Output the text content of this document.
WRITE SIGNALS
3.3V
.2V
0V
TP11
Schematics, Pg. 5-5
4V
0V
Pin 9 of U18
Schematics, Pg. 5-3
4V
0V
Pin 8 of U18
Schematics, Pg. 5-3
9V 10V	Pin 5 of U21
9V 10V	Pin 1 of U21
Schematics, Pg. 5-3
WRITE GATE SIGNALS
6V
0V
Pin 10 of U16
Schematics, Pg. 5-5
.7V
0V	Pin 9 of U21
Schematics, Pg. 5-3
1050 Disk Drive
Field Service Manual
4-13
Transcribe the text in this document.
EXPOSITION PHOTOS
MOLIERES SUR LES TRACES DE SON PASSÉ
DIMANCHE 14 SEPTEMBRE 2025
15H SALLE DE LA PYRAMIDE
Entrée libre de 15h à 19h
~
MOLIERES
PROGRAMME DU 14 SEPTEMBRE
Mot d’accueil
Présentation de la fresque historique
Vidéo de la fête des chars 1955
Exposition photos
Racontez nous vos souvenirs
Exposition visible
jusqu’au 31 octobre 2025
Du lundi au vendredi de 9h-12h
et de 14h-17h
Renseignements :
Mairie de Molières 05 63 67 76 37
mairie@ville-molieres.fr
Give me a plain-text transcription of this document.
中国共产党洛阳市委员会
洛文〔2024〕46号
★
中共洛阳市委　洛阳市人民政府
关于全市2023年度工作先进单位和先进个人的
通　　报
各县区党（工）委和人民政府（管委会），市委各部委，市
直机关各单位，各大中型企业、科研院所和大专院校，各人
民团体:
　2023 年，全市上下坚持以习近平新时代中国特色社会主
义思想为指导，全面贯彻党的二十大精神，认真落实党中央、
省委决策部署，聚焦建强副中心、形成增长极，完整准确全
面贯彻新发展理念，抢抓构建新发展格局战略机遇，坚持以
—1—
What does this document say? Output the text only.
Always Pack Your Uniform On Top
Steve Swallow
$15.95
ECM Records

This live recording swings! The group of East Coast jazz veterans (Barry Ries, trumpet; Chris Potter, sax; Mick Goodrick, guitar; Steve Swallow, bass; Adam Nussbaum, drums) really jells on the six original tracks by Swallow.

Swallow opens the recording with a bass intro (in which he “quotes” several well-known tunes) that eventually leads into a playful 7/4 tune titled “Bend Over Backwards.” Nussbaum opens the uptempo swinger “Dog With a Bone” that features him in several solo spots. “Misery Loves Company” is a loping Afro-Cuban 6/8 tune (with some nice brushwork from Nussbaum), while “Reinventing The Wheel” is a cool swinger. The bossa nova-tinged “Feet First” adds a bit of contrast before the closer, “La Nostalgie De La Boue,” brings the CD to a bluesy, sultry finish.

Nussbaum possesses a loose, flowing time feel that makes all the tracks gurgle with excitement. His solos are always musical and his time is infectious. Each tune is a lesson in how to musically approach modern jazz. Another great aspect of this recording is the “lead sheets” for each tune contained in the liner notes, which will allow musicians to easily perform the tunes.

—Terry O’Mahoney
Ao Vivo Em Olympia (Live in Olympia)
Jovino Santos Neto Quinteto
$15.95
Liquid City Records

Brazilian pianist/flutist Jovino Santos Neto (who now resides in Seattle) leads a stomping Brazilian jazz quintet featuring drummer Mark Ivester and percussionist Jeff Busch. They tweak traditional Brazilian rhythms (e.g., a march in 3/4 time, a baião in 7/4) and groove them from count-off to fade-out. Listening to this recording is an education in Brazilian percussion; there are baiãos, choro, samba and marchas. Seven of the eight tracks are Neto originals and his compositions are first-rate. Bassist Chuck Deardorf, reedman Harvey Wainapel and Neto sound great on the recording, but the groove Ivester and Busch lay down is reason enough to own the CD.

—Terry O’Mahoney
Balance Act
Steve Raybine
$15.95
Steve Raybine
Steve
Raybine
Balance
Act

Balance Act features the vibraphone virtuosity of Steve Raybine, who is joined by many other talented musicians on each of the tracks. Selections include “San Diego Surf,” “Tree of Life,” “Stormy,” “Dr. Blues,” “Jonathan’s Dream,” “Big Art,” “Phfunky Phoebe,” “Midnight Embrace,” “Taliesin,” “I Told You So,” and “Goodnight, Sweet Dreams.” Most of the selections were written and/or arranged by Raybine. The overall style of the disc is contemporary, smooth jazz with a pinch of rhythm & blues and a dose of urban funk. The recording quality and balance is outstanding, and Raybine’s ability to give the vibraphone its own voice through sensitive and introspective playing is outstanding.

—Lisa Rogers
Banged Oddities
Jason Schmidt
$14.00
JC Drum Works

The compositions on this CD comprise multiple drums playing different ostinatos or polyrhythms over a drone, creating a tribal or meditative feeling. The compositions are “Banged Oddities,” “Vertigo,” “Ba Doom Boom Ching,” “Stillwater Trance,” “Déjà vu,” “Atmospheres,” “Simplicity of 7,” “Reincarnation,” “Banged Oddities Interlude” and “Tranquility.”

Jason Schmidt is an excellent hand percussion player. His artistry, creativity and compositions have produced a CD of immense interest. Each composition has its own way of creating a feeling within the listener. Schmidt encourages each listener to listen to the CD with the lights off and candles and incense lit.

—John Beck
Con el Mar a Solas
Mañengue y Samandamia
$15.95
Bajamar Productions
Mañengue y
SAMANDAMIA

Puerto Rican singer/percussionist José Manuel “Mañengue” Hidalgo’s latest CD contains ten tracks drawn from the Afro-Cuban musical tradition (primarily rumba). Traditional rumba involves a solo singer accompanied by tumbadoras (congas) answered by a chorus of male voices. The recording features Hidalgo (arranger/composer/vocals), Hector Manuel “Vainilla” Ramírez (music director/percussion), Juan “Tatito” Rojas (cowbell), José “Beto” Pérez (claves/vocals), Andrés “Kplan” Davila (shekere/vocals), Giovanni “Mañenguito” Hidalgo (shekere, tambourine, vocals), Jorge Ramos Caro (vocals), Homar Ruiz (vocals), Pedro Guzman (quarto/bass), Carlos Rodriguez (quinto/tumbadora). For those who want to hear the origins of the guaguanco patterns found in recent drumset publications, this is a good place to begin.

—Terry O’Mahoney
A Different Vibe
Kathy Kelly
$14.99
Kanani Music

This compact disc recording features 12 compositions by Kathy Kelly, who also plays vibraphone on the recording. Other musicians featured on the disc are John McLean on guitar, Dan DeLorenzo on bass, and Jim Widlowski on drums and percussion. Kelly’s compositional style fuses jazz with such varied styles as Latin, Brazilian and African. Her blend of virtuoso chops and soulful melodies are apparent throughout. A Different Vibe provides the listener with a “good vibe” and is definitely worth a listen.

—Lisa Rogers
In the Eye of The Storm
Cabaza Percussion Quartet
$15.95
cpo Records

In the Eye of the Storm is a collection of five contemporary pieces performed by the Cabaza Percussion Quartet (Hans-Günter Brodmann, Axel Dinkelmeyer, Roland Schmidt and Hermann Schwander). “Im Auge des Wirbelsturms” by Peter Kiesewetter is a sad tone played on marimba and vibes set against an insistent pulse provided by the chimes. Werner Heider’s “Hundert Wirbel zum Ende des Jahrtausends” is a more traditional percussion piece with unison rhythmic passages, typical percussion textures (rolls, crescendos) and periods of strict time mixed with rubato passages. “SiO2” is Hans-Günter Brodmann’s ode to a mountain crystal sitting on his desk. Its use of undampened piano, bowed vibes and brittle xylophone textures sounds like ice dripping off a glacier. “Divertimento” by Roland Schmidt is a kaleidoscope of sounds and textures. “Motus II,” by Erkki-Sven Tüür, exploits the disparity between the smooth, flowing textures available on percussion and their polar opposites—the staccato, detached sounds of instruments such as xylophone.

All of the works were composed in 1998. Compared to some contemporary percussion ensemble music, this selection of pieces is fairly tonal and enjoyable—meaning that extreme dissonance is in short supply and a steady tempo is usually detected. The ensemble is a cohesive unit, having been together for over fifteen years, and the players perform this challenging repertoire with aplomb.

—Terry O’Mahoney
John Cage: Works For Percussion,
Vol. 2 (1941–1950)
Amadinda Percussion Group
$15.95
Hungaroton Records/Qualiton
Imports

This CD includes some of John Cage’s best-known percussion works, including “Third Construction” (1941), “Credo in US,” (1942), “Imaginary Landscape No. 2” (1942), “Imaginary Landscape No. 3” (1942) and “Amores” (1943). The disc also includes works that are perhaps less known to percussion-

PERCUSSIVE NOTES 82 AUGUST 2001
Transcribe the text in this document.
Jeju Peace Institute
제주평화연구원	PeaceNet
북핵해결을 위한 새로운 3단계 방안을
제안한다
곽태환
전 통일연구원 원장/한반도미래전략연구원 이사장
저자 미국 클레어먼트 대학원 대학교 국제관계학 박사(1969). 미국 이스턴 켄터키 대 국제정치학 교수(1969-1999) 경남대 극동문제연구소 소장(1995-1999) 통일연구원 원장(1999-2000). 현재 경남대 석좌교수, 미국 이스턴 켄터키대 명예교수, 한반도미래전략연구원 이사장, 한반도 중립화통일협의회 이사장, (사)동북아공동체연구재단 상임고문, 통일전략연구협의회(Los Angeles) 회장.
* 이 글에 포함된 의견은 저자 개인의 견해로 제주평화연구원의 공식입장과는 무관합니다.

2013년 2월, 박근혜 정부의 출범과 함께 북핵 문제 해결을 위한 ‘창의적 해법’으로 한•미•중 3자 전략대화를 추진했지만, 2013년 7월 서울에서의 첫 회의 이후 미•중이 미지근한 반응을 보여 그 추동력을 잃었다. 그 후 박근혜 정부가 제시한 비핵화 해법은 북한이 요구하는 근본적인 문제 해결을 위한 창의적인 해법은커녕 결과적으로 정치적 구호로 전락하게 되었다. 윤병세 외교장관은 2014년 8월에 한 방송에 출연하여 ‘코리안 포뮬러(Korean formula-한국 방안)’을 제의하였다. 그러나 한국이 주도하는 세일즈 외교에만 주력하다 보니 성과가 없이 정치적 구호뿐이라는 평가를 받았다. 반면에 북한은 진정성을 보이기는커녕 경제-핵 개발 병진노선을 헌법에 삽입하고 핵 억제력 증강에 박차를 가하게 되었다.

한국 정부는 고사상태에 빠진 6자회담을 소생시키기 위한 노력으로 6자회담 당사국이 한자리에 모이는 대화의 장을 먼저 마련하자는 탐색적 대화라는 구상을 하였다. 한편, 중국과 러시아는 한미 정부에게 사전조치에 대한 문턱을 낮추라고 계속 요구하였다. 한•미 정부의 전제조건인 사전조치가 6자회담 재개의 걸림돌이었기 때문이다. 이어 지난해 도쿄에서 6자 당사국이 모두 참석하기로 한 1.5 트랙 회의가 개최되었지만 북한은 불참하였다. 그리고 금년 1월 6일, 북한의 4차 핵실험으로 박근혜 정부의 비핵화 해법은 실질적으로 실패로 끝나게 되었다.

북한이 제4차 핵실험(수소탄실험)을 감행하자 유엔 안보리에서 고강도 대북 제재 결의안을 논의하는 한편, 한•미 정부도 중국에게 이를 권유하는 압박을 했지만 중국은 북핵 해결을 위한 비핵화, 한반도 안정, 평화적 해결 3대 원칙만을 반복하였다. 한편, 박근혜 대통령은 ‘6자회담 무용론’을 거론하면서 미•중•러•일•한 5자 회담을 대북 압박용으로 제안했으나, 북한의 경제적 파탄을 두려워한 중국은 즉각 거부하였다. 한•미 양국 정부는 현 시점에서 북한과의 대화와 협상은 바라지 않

◇ ◇ ◇

Task brief:
Look through the entries above and report the number of lines that contain "also". Write only the number.

Problem solution:
2